- _Task description_: Images embedded in the records are excluded; print everything else exactly as given.

Start of Input rows

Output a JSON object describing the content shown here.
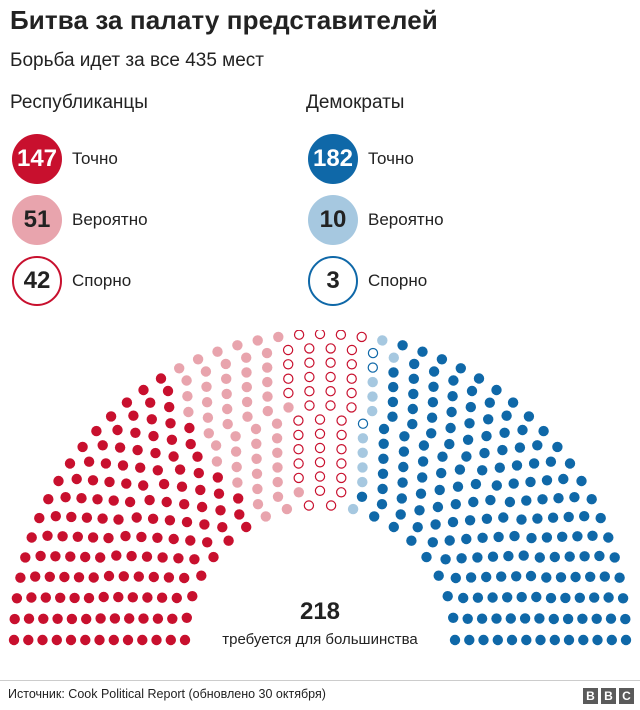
{
  "header": {
    "title": "Битва за палату представителей",
    "subtitle": "Борьба идет за все 435 мест"
  },
  "parties": [
    {
      "name": "Республиканцы",
      "stats": [
        {
          "value": "147",
          "label": "Точно"
        },
        {
          "value": "51",
          "label": "Вероятно"
        },
        {
          "value": "42",
          "label": "Спорно"
        }
      ]
    },
    {
      "name": "Демократы",
      "stats": [
        {
          "value": "182",
          "label": "Точно"
        },
        {
          "value": "10",
          "label": "Вероятно"
        },
        {
          "value": "3",
          "label": "Спорно"
        }
      ]
    }
  ],
  "majority": {
    "value": "218",
    "label": "требуется для большинства"
  },
  "footer": {
    "source": "Источник: Cook Political Report (обновлено 30 октября)",
    "logo": [
      "B",
      "B",
      "C"
    ]
  },
  "colors": {
    "rep_solid": "#c8102e",
    "rep_likely": "#e8a4ad",
    "rep_tossup": "#c8102e",
    "dem_solid": "#0f68a8",
    "dem_likely": "#a6c8e0",
    "dem_tossup": "#0f68a8"
  },
  "chart_data": {
    "type": "parliament",
    "total_seats": 435,
    "majority": 218,
    "categories": [
      {
        "name": "Республиканцы — Точно",
        "value": 147,
        "style": "solid",
        "color": "#c8102e"
      },
      {
        "name": "Республиканцы — Вероятно",
        "value": 51,
        "style": "solid",
        "color": "#e8a4ad"
      },
      {
        "name": "Республиканцы — Спорно",
        "value": 42,
        "style": "outline",
        "color": "#c8102e"
      },
      {
        "name": "Демократы — Спорно",
        "value": 3,
        "style": "outline",
        "color": "#0f68a8"
      },
      {
        "name": "Демократы — Вероятно",
        "value": 10,
        "style": "solid",
        "color": "#a6c8e0"
      },
      {
        "name": "Демократы — Точно",
        "value": 182,
        "style": "solid",
        "color": "#0f68a8"
      }
    ]
  }
}
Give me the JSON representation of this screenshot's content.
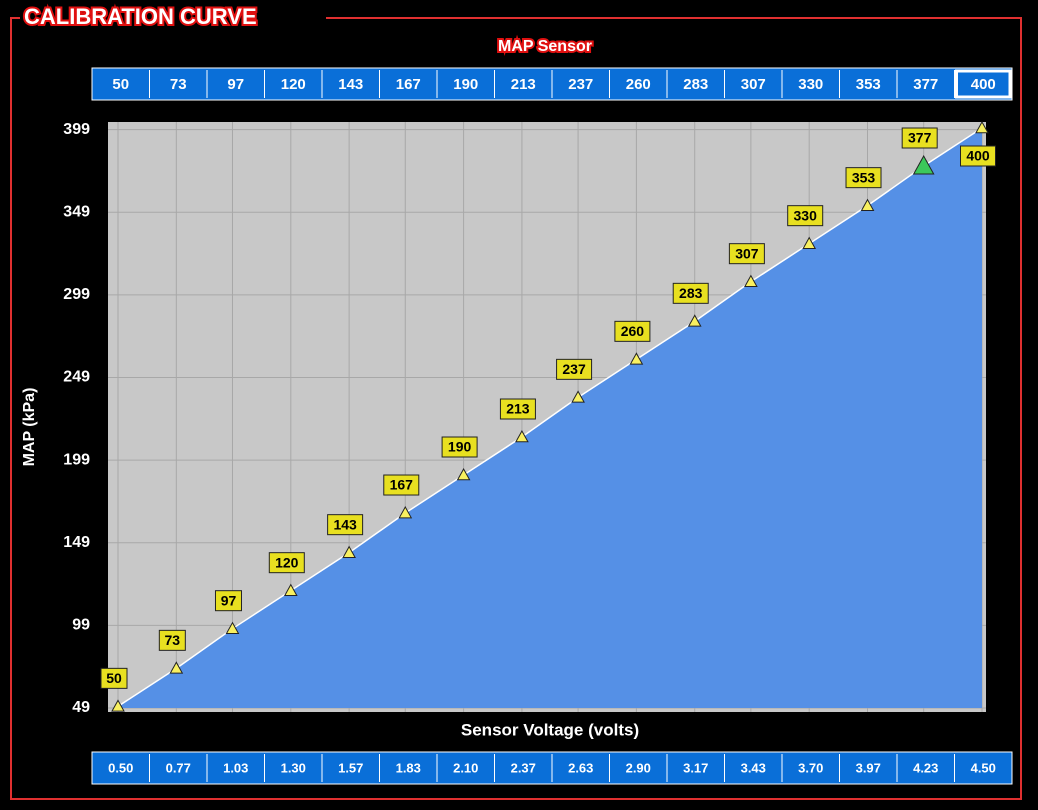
{
  "chart_data": {
    "type": "area",
    "title": "CALIBRATION CURVE",
    "subtitle": "MAP Sensor",
    "x_label": "Sensor Voltage (volts)",
    "y_label": "MAP (kPa)",
    "x": [
      0.5,
      0.77,
      1.03,
      1.3,
      1.57,
      1.83,
      2.1,
      2.37,
      2.63,
      2.9,
      3.17,
      3.43,
      3.7,
      3.97,
      4.23,
      4.5
    ],
    "values": [
      50,
      73,
      97,
      120,
      143,
      167,
      190,
      213,
      237,
      260,
      283,
      307,
      330,
      353,
      377,
      400
    ],
    "xlim": [
      0.5,
      4.5
    ],
    "xticks": [
      {
        "value": 0.5,
        "label": "0.50"
      },
      {
        "value": 0.77,
        "label": "0.77"
      },
      {
        "value": 1.03,
        "label": "1.03"
      },
      {
        "value": 1.3,
        "label": "1.30"
      },
      {
        "value": 1.57,
        "label": "1.57"
      },
      {
        "value": 1.83,
        "label": "1.83"
      },
      {
        "value": 2.1,
        "label": "2.10"
      },
      {
        "value": 2.37,
        "label": "2.37"
      },
      {
        "value": 2.63,
        "label": "2.63"
      },
      {
        "value": 2.9,
        "label": "2.90"
      },
      {
        "value": 3.17,
        "label": "3.17"
      },
      {
        "value": 3.43,
        "label": "3.43"
      },
      {
        "value": 3.7,
        "label": "3.70"
      },
      {
        "value": 3.97,
        "label": "3.97"
      },
      {
        "value": 4.23,
        "label": "4.23"
      },
      {
        "value": 4.5,
        "label": "4.50"
      }
    ],
    "ylim": [
      49,
      400
    ],
    "yticks": [
      49,
      99,
      149,
      199,
      249,
      299,
      349,
      399
    ],
    "grid": true,
    "color": "#5590e6",
    "active_point": 14,
    "selected_cell": 15
  }
}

End of Input rows

- _Solution for this problem_:
Output a JSON object describing the content shown here.
{
  "header": {
    "title": "Битва за палату представителей",
    "subtitle": "Борьба идет за все 435 мест"
  },
  "parties": [
    {
      "name": "Республиканцы",
      "stats": [
        {
          "value": "147",
          "label": "Точно"
        },
        {
          "value": "51",
          "label": "Вероятно"
        },
        {
          "value": "42",
          "label": "Спорно"
        }
      ]
    },
    {
      "name": "Демократы",
      "stats": [
        {
          "value": "182",
          "label": "Точно"
        },
        {
          "value": "10",
          "label": "Вероятно"
        },
        {
          "value": "3",
          "label": "Спорно"
        }
      ]
    }
  ],
  "majority": {
    "value": "218",
    "label": "требуется для большинства"
  },
  "footer": {
    "source": "Источник: Cook Political Report (обновлено 30 октября)",
    "logo": [
      "B",
      "B",
      "C"
    ]
  },
  "colors": {
    "rep_solid": "#c8102e",
    "rep_likely": "#e8a4ad",
    "rep_tossup": "#c8102e",
    "dem_solid": "#0f68a8",
    "dem_likely": "#a6c8e0",
    "dem_tossup": "#0f68a8"
  },
  "chart_data": {
    "type": "parliament",
    "total_seats": 435,
    "majority": 218,
    "categories": [
      {
        "name": "Республиканцы — Точно",
        "value": 147,
        "style": "solid",
        "color": "#c8102e"
      },
      {
        "name": "Республиканцы — Вероятно",
        "value": 51,
        "style": "solid",
        "color": "#e8a4ad"
      },
      {
        "name": "Республиканцы — Спорно",
        "value": 42,
        "style": "outline",
        "color": "#c8102e"
      },
      {
        "name": "Демократы — Спорно",
        "value": 3,
        "style": "outline",
        "color": "#0f68a8"
      },
      {
        "name": "Демократы — Вероятно",
        "value": 10,
        "style": "solid",
        "color": "#a6c8e0"
      },
      {
        "name": "Демократы — Точно",
        "value": 182,
        "style": "solid",
        "color": "#0f68a8"
      }
    ]
  }
}
Give me the JSON representation of this screenshot's content.
{
  "chart_data": {
    "type": "area",
    "title": "CALIBRATION CURVE",
    "subtitle": "MAP Sensor",
    "x_label": "Sensor Voltage (volts)",
    "y_label": "MAP (kPa)",
    "x": [
      0.5,
      0.77,
      1.03,
      1.3,
      1.57,
      1.83,
      2.1,
      2.37,
      2.63,
      2.9,
      3.17,
      3.43,
      3.7,
      3.97,
      4.23,
      4.5
    ],
    "values": [
      50,
      73,
      97,
      120,
      143,
      167,
      190,
      213,
      237,
      260,
      283,
      307,
      330,
      353,
      377,
      400
    ],
    "xlim": [
      0.5,
      4.5
    ],
    "xticks": [
      {
        "value": 0.5,
        "label": "0.50"
      },
      {
        "value": 0.77,
        "label": "0.77"
      },
      {
        "value": 1.03,
        "label": "1.03"
      },
      {
        "value": 1.3,
        "label": "1.30"
      },
      {
        "value": 1.57,
        "label": "1.57"
      },
      {
        "value": 1.83,
        "label": "1.83"
      },
      {
        "value": 2.1,
        "label": "2.10"
      },
      {
        "value": 2.37,
        "label": "2.37"
      },
      {
        "value": 2.63,
        "label": "2.63"
      },
      {
        "value": 2.9,
        "label": "2.90"
      },
      {
        "value": 3.17,
        "label": "3.17"
      },
      {
        "value": 3.43,
        "label": "3.43"
      },
      {
        "value": 3.7,
        "label": "3.70"
      },
      {
        "value": 3.97,
        "label": "3.97"
      },
      {
        "value": 4.23,
        "label": "4.23"
      },
      {
        "value": 4.5,
        "label": "4.50"
      }
    ],
    "ylim": [
      49,
      400
    ],
    "yticks": [
      49,
      99,
      149,
      199,
      249,
      299,
      349,
      399
    ],
    "grid": true,
    "color": "#5590e6",
    "active_point": 14,
    "selected_cell": 15
  }
}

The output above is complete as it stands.